Excerpts from a figure dataset
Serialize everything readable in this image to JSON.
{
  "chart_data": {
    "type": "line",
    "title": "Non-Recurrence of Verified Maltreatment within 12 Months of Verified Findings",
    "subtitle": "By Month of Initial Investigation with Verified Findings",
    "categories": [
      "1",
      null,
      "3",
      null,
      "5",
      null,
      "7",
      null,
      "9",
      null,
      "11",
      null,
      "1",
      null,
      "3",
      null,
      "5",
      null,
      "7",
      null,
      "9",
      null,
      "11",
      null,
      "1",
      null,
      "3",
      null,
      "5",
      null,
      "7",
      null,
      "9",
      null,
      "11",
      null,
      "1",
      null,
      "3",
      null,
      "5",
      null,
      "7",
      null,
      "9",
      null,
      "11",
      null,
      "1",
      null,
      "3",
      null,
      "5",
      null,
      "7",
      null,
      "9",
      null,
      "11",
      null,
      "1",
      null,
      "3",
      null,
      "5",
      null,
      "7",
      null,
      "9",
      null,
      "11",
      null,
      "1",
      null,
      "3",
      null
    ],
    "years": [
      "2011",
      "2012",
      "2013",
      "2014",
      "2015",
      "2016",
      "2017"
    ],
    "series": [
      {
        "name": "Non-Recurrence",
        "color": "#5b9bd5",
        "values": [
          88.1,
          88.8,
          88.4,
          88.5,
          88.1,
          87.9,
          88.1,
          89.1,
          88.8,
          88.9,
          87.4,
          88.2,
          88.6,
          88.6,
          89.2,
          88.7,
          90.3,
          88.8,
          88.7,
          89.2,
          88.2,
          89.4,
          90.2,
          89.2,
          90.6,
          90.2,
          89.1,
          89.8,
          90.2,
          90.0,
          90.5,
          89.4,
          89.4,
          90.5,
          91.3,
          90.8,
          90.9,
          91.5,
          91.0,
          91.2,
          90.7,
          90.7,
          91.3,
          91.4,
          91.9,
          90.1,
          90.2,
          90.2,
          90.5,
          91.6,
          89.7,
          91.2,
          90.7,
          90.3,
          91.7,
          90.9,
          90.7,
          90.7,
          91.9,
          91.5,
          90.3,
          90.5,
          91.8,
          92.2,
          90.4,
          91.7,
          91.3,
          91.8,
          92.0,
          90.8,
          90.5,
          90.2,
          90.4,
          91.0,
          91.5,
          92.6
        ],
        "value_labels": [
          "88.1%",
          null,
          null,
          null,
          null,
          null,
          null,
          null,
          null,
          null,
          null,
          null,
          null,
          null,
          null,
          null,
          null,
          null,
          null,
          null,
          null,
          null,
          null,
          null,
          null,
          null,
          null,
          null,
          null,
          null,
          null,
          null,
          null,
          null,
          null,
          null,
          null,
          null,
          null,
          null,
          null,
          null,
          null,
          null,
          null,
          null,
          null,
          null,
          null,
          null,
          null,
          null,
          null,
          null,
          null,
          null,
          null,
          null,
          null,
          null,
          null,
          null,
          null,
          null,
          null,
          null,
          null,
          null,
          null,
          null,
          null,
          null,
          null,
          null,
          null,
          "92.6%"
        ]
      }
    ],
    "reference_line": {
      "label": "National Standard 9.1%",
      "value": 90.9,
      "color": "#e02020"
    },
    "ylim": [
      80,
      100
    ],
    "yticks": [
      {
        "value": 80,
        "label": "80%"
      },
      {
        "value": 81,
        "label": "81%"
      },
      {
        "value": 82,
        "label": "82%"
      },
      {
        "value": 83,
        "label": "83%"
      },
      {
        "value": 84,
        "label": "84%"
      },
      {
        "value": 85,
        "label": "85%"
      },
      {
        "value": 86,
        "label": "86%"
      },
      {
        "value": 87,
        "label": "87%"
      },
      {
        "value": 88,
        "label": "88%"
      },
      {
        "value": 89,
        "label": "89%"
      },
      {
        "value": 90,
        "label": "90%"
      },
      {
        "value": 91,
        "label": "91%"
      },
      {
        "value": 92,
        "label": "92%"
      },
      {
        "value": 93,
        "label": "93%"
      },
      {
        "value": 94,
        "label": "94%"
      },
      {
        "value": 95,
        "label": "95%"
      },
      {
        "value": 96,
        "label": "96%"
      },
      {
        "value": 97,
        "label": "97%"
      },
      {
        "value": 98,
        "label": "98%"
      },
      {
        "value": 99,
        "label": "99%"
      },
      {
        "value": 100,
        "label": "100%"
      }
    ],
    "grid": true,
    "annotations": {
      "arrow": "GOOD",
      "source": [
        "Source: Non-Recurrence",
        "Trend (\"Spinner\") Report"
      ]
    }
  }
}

---

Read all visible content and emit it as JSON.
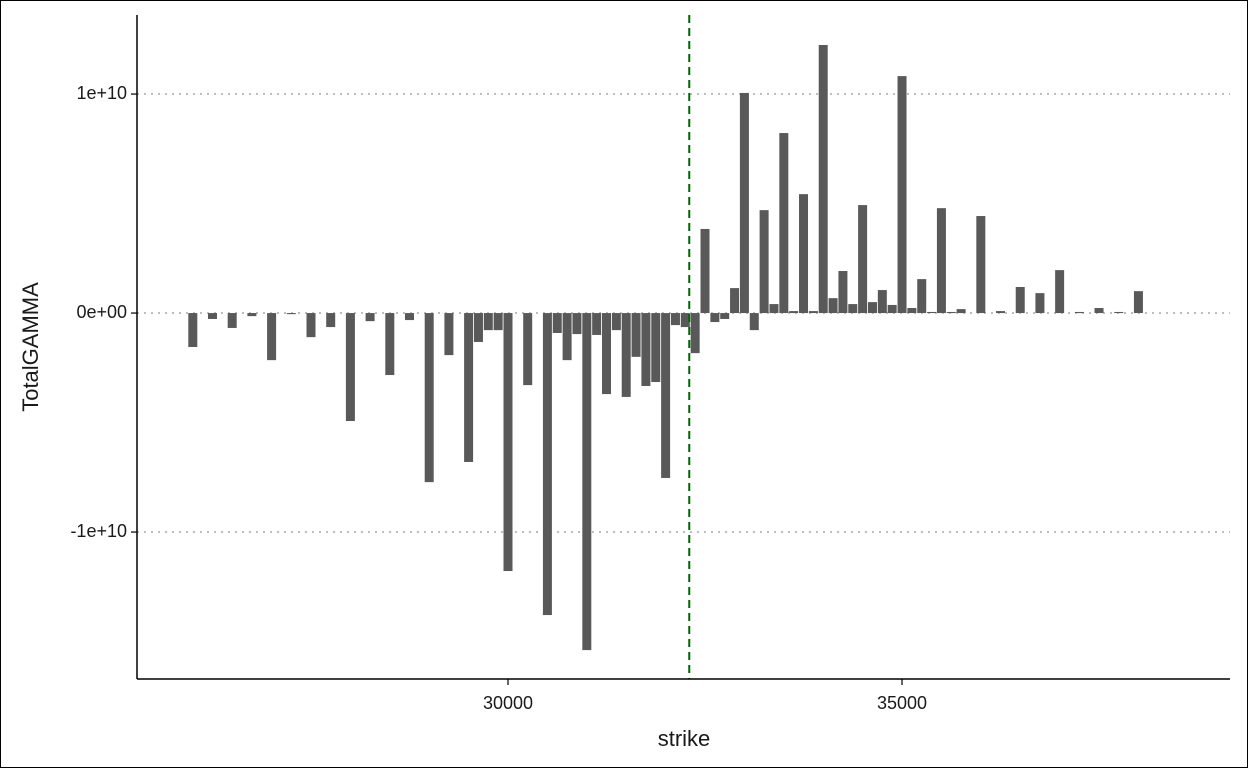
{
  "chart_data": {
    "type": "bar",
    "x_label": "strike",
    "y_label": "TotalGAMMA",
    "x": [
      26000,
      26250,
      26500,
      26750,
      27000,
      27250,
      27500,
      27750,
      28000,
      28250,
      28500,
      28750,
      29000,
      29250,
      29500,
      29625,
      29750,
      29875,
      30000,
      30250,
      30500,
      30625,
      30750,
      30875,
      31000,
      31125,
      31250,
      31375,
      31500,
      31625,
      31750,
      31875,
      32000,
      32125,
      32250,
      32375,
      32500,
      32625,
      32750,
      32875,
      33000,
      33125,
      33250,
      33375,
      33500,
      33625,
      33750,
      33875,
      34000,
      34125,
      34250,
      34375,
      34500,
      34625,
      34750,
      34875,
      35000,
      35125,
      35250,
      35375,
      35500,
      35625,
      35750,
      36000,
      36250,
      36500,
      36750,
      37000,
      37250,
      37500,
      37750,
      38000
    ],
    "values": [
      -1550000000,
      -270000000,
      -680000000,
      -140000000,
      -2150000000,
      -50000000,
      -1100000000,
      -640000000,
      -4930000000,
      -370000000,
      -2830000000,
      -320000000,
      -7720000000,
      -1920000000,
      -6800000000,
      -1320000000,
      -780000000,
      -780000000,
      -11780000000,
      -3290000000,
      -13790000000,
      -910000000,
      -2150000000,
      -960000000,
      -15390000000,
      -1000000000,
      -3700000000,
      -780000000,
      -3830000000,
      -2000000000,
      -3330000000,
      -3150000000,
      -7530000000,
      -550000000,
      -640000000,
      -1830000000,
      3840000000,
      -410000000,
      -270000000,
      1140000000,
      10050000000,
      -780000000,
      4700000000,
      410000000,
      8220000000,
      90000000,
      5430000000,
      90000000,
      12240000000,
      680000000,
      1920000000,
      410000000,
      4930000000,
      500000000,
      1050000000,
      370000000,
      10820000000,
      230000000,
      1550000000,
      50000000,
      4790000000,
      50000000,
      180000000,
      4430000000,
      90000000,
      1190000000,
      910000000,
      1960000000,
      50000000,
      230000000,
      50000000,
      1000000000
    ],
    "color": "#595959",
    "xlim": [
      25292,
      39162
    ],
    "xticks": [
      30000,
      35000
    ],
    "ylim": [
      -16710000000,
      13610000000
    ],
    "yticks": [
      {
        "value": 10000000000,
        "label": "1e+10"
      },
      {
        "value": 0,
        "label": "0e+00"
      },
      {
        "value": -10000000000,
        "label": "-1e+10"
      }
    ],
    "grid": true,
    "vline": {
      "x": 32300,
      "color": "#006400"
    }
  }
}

▸ **Task description**: Track down all lines above with the string "Verified" and copy them.

▸ **Answer**:
    "title": "Non-Recurrence of Verified Maltreatment within 12 Months of Verified Findings",
    "subtitle": "By Month of Initial Investigation with Verified Findings",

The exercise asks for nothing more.